Filter the records below down to lines containing "structured".

>> Begin Data excerpts

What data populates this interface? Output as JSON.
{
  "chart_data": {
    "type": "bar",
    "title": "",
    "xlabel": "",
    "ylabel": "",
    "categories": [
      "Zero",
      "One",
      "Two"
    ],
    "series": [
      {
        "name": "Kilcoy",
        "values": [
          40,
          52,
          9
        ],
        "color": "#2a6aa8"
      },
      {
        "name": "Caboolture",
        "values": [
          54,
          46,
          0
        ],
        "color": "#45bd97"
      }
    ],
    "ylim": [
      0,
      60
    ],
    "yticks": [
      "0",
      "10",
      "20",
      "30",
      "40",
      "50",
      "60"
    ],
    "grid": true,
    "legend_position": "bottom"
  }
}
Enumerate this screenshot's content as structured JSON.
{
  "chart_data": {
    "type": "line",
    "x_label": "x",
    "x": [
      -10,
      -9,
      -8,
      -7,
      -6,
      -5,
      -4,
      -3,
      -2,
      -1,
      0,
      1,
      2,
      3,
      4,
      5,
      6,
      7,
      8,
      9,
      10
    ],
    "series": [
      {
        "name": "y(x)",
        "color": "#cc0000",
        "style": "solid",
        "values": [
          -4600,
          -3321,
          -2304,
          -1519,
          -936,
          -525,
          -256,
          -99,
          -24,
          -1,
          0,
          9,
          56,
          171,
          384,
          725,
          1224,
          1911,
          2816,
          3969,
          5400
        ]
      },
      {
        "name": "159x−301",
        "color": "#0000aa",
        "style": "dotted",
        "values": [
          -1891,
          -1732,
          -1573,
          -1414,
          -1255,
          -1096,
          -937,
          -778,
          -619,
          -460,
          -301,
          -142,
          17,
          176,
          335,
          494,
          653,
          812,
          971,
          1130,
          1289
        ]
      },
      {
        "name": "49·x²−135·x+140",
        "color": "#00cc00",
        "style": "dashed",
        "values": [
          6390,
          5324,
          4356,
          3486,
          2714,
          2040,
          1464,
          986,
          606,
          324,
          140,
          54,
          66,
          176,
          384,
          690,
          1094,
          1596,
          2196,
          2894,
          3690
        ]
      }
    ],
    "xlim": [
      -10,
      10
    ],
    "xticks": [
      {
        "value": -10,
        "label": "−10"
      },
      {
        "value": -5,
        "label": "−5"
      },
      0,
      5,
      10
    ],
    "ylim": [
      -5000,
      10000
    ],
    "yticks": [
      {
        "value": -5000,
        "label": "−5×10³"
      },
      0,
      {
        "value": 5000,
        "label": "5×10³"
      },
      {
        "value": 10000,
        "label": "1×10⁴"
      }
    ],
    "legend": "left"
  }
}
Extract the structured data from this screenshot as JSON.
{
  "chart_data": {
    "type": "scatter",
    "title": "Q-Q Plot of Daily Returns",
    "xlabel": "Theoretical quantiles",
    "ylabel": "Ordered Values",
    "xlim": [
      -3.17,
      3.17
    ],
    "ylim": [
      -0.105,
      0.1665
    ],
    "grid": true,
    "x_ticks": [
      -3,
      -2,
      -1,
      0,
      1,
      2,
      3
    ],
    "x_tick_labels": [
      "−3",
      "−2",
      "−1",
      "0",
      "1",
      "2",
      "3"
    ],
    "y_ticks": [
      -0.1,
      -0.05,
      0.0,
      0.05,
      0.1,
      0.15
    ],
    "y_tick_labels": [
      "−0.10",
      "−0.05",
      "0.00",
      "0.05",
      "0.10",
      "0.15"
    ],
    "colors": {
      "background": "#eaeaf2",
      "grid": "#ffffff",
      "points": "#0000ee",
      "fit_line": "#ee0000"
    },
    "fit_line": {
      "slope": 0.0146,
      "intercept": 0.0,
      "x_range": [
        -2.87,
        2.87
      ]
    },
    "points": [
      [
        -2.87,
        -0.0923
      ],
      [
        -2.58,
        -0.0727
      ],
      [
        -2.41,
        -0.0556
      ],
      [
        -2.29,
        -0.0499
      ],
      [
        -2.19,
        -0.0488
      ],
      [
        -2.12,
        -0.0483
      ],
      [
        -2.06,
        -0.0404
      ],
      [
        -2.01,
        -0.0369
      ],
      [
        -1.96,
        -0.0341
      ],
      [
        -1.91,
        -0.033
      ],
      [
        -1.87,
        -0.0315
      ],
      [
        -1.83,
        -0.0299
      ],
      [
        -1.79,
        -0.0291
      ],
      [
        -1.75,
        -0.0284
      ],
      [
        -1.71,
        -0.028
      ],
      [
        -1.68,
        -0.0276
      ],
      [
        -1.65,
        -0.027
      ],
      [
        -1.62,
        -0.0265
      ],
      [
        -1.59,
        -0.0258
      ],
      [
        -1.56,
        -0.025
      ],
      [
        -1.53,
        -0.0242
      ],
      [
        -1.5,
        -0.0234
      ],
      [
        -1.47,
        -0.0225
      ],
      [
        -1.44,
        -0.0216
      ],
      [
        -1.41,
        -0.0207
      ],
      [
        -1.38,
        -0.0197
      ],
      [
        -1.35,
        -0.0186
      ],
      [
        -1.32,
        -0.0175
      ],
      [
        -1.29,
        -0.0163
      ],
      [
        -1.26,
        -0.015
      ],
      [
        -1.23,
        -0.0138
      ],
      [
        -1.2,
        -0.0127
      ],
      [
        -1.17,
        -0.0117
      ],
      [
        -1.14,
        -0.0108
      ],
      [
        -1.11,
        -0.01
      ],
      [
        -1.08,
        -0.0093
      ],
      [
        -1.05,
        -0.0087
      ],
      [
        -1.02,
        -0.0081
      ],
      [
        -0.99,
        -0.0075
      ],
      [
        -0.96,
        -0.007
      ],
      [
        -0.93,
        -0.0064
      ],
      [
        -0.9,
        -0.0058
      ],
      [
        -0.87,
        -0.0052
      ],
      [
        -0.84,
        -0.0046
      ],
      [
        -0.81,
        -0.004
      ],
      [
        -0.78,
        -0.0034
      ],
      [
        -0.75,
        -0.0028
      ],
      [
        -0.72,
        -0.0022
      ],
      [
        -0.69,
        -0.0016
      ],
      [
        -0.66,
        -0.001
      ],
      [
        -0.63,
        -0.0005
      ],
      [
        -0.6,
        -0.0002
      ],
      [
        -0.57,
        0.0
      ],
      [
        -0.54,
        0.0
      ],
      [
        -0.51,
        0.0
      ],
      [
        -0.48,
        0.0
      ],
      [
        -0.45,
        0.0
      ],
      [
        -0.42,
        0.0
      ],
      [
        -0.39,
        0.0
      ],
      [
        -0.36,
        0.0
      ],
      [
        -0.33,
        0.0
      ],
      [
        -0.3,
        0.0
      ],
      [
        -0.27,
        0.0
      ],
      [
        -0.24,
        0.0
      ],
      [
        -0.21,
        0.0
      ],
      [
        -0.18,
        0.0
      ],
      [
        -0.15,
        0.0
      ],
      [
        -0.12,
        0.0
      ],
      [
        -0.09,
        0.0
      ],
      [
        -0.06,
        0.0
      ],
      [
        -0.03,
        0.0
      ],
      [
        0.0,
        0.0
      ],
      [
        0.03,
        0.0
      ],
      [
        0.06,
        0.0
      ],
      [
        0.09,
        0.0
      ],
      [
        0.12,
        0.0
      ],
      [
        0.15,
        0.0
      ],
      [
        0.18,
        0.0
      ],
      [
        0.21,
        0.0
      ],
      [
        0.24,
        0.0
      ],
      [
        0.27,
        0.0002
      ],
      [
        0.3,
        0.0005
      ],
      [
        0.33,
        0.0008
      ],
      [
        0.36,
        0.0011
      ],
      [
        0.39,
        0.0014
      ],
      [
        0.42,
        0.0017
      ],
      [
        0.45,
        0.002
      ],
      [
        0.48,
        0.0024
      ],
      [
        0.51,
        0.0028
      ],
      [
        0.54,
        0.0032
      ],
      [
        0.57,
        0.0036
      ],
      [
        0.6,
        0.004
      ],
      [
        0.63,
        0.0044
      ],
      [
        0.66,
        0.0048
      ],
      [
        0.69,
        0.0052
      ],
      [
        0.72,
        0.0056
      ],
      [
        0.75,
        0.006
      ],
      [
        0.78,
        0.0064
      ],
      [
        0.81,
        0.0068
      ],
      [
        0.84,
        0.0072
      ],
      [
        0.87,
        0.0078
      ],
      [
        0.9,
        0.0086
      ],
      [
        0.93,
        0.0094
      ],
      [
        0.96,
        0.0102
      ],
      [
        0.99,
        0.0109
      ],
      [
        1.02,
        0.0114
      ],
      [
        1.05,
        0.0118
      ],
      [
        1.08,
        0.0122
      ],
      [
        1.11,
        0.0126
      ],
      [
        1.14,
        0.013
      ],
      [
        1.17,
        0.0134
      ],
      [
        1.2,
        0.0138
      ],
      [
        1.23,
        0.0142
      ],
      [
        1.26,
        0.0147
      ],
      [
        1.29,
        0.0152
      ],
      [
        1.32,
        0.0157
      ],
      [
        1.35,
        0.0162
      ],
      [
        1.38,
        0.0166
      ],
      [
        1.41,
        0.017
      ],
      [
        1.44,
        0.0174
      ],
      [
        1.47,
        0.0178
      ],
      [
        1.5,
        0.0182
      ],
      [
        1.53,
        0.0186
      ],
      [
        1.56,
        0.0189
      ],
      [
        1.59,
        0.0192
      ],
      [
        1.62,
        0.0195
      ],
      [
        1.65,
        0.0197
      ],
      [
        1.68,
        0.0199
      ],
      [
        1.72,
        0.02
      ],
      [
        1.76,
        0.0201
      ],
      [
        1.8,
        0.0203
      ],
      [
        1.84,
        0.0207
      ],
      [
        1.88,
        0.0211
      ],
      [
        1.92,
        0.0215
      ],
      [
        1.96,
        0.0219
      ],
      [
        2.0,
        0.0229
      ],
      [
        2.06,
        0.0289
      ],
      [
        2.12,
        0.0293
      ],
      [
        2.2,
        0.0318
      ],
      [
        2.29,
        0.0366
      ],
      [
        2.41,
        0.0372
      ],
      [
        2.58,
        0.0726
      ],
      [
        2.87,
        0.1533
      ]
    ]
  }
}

>> End Data excerpts

▶ _Reply to the exercise_:
Enumerate this screenshot's content as structured JSON.
Extract the structured data from this screenshot as JSON.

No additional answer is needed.